** What you should do **
Copy the records below exactly as they are written.

----- Records for this exercise -----

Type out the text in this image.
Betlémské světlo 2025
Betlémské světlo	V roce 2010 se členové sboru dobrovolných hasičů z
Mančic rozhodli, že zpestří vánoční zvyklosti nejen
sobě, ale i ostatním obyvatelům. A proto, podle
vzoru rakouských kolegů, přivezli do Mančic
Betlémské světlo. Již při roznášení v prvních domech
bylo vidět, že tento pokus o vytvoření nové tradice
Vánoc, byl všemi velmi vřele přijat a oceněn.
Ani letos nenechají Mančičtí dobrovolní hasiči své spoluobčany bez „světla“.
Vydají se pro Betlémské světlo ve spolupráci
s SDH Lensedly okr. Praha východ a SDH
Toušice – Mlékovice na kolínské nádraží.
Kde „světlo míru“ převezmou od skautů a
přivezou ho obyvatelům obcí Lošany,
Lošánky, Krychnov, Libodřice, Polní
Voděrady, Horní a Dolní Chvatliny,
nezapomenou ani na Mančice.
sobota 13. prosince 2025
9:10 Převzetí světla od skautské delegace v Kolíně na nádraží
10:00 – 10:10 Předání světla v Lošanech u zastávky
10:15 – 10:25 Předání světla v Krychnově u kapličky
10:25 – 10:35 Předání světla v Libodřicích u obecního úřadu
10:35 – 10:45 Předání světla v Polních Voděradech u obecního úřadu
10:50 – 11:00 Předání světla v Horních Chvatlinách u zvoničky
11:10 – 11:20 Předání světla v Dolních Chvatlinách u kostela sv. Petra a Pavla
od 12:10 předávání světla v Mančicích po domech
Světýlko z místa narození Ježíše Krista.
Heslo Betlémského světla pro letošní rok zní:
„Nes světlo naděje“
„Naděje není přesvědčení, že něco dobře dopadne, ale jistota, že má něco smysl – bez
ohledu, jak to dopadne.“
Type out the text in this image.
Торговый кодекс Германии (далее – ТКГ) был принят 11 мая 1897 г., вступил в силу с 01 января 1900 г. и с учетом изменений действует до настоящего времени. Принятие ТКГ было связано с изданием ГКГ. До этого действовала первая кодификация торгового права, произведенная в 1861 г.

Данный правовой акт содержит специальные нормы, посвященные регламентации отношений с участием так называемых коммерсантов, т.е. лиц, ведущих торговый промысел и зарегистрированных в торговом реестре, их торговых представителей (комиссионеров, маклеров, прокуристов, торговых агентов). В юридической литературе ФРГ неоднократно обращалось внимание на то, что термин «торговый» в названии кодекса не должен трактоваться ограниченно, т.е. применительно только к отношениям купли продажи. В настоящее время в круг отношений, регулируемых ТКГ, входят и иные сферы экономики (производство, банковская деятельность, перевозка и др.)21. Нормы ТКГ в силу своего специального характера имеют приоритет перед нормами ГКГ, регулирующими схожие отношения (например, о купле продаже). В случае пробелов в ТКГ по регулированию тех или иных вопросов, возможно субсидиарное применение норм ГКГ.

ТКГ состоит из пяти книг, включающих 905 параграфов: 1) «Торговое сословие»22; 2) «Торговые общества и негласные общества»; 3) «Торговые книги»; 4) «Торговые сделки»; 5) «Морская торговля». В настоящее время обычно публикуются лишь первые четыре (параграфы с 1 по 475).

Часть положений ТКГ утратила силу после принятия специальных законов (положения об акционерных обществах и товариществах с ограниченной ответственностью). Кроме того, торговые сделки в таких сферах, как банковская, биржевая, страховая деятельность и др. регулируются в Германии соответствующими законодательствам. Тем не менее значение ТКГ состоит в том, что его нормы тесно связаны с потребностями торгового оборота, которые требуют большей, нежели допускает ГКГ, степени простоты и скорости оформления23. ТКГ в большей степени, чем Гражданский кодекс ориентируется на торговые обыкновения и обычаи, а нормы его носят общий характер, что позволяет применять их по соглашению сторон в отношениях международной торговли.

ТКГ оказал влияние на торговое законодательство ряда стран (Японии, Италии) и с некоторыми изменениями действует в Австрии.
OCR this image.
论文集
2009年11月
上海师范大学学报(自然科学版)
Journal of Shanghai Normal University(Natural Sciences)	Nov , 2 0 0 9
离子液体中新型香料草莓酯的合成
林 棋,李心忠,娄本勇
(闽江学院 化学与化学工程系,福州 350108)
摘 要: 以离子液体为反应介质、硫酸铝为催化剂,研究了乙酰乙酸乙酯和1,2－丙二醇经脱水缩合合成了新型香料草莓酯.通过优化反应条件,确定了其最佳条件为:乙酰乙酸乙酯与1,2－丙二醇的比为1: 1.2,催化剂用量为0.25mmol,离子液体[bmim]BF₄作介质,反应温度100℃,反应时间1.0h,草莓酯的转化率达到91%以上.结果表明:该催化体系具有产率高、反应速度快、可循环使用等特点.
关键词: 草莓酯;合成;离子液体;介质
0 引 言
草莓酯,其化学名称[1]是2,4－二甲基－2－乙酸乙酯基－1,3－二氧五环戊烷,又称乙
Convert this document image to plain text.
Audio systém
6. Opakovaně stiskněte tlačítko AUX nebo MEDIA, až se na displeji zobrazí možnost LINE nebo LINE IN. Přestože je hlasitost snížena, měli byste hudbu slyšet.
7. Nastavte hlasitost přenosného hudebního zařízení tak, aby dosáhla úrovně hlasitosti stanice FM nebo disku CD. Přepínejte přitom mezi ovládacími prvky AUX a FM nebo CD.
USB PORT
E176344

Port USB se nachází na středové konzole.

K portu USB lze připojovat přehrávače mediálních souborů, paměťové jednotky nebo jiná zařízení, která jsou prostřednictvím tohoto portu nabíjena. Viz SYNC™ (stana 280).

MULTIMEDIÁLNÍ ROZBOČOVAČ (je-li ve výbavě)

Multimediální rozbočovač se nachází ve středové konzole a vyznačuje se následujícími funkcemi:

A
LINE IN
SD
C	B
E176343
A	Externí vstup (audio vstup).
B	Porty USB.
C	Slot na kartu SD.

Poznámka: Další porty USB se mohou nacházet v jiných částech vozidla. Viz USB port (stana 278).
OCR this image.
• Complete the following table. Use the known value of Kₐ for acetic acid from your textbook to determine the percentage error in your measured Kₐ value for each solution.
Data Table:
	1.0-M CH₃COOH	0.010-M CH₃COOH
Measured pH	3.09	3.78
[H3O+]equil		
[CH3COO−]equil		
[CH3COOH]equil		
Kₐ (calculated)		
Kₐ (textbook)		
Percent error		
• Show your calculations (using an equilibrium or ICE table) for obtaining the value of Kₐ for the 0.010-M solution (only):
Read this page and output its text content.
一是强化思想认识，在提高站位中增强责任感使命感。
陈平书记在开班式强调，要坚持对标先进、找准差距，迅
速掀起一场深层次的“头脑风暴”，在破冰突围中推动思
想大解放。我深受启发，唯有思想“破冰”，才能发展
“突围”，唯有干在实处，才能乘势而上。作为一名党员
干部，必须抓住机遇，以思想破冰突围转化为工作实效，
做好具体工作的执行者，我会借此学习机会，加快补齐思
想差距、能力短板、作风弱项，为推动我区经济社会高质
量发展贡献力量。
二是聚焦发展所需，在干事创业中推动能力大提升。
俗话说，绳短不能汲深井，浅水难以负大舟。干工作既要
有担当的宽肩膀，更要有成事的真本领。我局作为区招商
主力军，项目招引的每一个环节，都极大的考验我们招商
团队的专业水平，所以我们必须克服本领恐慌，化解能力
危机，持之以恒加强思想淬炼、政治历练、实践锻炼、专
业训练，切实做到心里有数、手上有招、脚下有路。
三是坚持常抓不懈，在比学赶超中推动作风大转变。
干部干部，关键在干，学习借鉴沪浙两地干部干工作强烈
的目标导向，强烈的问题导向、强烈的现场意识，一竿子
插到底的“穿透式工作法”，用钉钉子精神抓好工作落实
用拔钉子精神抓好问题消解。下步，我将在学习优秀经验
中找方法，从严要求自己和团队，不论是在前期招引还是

-----

** Final result **
Type out the text in this image.
Betlémské světlo 2025
Betlémské světlo	V roce 2010 se členové sboru dobrovolných hasičů z
Mančic rozhodli, že zpestří vánoční zvyklosti nejen
sobě, ale i ostatním obyvatelům. A proto, podle
vzoru rakouských kolegů, přivezli do Mančic
Betlémské světlo. Již při roznášení v prvních domech
bylo vidět, že tento pokus o vytvoření nové tradice
Vánoc, byl všemi velmi vřele přijat a oceněn.
Ani letos nenechají Mančičtí dobrovolní hasiči své spoluobčany bez „světla“.
Vydají se pro Betlémské světlo ve spolupráci
s SDH Lensedly okr. Praha východ a SDH
Toušice – Mlékovice na kolínské nádraží.
Kde „světlo míru“ převezmou od skautů a
přivezou ho obyvatelům obcí Lošany,
Lošánky, Krychnov, Libodřice, Polní
Voděrady, Horní a Dolní Chvatliny,
nezapomenou ani na Mančice.
sobota 13. prosince 2025
9:10 Převzetí světla od skautské delegace v Kolíně na nádraží
10:00 – 10:10 Předání světla v Lošanech u zastávky
10:15 – 10:25 Předání světla v Krychnově u kapličky
10:25 – 10:35 Předání světla v Libodřicích u obecního úřadu
10:35 – 10:45 Předání světla v Polních Voděradech u obecního úřadu
10:50 – 11:00 Předání světla v Horních Chvatlinách u zvoničky
11:10 – 11:20 Předání světla v Dolních Chvatlinách u kostela sv. Petra a Pavla
od 12:10 předávání světla v Mančicích po domech
Světýlko z místa narození Ježíše Krista.
Heslo Betlémského světla pro letošní rok zní:
„Nes světlo naděje“
„Naděje není přesvědčení, že něco dobře dopadne, ale jistota, že má něco smysl – bez
ohledu, jak to dopadne.“
Type out the text in this image.
Торговый кодекс Германии (далее – ТКГ) был принят 11 мая 1897 г., вступил в силу с 01 января 1900 г. и с учетом изменений действует до настоящего времени. Принятие ТКГ было связано с изданием ГКГ. До этого действовала первая кодификация торгового права, произведенная в 1861 г.

Данный правовой акт содержит специальные нормы, посвященные регламентации отношений с участием так называемых коммерсантов, т.е. лиц, ведущих торговый промысел и зарегистрированных в торговом реестре, их торговых представителей (комиссионеров, маклеров, прокуристов, торговых агентов). В юридической литературе ФРГ неоднократно обращалось внимание на то, что термин «торговый» в названии кодекса не должен трактоваться ограниченно, т.е. применительно только к отношениям купли продажи. В настоящее время в круг отношений, регулируемых ТКГ, входят и иные сферы экономики (производство, банковская деятельность, перевозка и др.)21. Нормы ТКГ в силу своего специального характера имеют приоритет перед нормами ГКГ, регулирующими схожие отношения (например, о купле продаже). В случае пробелов в ТКГ по регулированию тех или иных вопросов, возможно субсидиарное применение норм ГКГ.

ТКГ состоит из пяти книг, включающих 905 параграфов: 1) «Торговое сословие»22; 2) «Торговые общества и негласные общества»; 3) «Торговые книги»; 4) «Торговые сделки»; 5) «Морская торговля». В настоящее время обычно публикуются лишь первые четыре (параграфы с 1 по 475).

Часть положений ТКГ утратила силу после принятия специальных законов (положения об акционерных обществах и товариществах с ограниченной ответственностью). Кроме того, торговые сделки в таких сферах, как банковская, биржевая, страховая деятельность и др. регулируются в Германии соответствующими законодательствам. Тем не менее значение ТКГ состоит в том, что его нормы тесно связаны с потребностями торгового оборота, которые требуют большей, нежели допускает ГКГ, степени простоты и скорости оформления23. ТКГ в большей степени, чем Гражданский кодекс ориентируется на торговые обыкновения и обычаи, а нормы его носят общий характер, что позволяет применять их по соглашению сторон в отношениях международной торговли.

ТКГ оказал влияние на торговое законодательство ряда стран (Японии, Италии) и с некоторыми изменениями действует в Австрии.
OCR this image.
论文集
2009年11月
上海师范大学学报(自然科学版)
Journal of Shanghai Normal University(Natural Sciences)	Nov , 2 0 0 9
离子液体中新型香料草莓酯的合成
林 棋,李心忠,娄本勇
(闽江学院 化学与化学工程系,福州 350108)
摘 要: 以离子液体为反应介质、硫酸铝为催化剂,研究了乙酰乙酸乙酯和1,2－丙二醇经脱水缩合合成了新型香料草莓酯.通过优化反应条件,确定了其最佳条件为:乙酰乙酸乙酯与1,2－丙二醇的比为1: 1.2,催化剂用量为0.25mmol,离子液体[bmim]BF₄作介质,反应温度100℃,反应时间1.0h,草莓酯的转化率达到91%以上.结果表明:该催化体系具有产率高、反应速度快、可循环使用等特点.
关键词: 草莓酯;合成;离子液体;介质
0 引 言
草莓酯,其化学名称[1]是2,4－二甲基－2－乙酸乙酯基－1,3－二氧五环戊烷,又称乙
Convert this document image to plain text.
Audio systém
6. Opakovaně stiskněte tlačítko AUX nebo MEDIA, až se na displeji zobrazí možnost LINE nebo LINE IN. Přestože je hlasitost snížena, měli byste hudbu slyšet.
7. Nastavte hlasitost přenosného hudebního zařízení tak, aby dosáhla úrovně hlasitosti stanice FM nebo disku CD. Přepínejte přitom mezi ovládacími prvky AUX a FM nebo CD.
USB PORT
E176344

Port USB se nachází na středové konzole.

K portu USB lze připojovat přehrávače mediálních souborů, paměťové jednotky nebo jiná zařízení, která jsou prostřednictvím tohoto portu nabíjena. Viz SYNC™ (stana 280).

MULTIMEDIÁLNÍ ROZBOČOVAČ (je-li ve výbavě)

Multimediální rozbočovač se nachází ve středové konzole a vyznačuje se následujícími funkcemi:

A
LINE IN
SD
C	B
E176343
A	Externí vstup (audio vstup).
B	Porty USB.
C	Slot na kartu SD.

Poznámka: Další porty USB se mohou nacházet v jiných částech vozidla. Viz USB port (stana 278).
OCR this image.
• Complete the following table. Use the known value of Kₐ for acetic acid from your textbook to determine the percentage error in your measured Kₐ value for each solution.
Data Table:
	1.0-M CH₃COOH	0.010-M CH₃COOH
Measured pH	3.09	3.78
[H3O+]equil		
[CH3COO−]equil		
[CH3COOH]equil		
Kₐ (calculated)		
Kₐ (textbook)		
Percent error		
• Show your calculations (using an equilibrium or ICE table) for obtaining the value of Kₐ for the 0.010-M solution (only):
Read this page and output its text content.
一是强化思想认识，在提高站位中增强责任感使命感。
陈平书记在开班式强调，要坚持对标先进、找准差距，迅
速掀起一场深层次的“头脑风暴”，在破冰突围中推动思
想大解放。我深受启发，唯有思想“破冰”，才能发展
“突围”，唯有干在实处，才能乘势而上。作为一名党员
干部，必须抓住机遇，以思想破冰突围转化为工作实效，
做好具体工作的执行者，我会借此学习机会，加快补齐思
想差距、能力短板、作风弱项，为推动我区经济社会高质
量发展贡献力量。
二是聚焦发展所需，在干事创业中推动能力大提升。
俗话说，绳短不能汲深井，浅水难以负大舟。干工作既要
有担当的宽肩膀，更要有成事的真本领。我局作为区招商
主力军，项目招引的每一个环节，都极大的考验我们招商
团队的专业水平，所以我们必须克服本领恐慌，化解能力
危机，持之以恒加强思想淬炼、政治历练、实践锻炼、专
业训练，切实做到心里有数、手上有招、脚下有路。
三是坚持常抓不懈，在比学赶超中推动作风大转变。
干部干部，关键在干，学习借鉴沪浙两地干部干工作强烈
的目标导向，强烈的问题导向、强烈的现场意识，一竿子
插到底的“穿透式工作法”，用钉钉子精神抓好工作落实
用拔钉子精神抓好问题消解。下步，我将在学习优秀经验
中找方法，从严要求自己和团队，不论是在前期招引还是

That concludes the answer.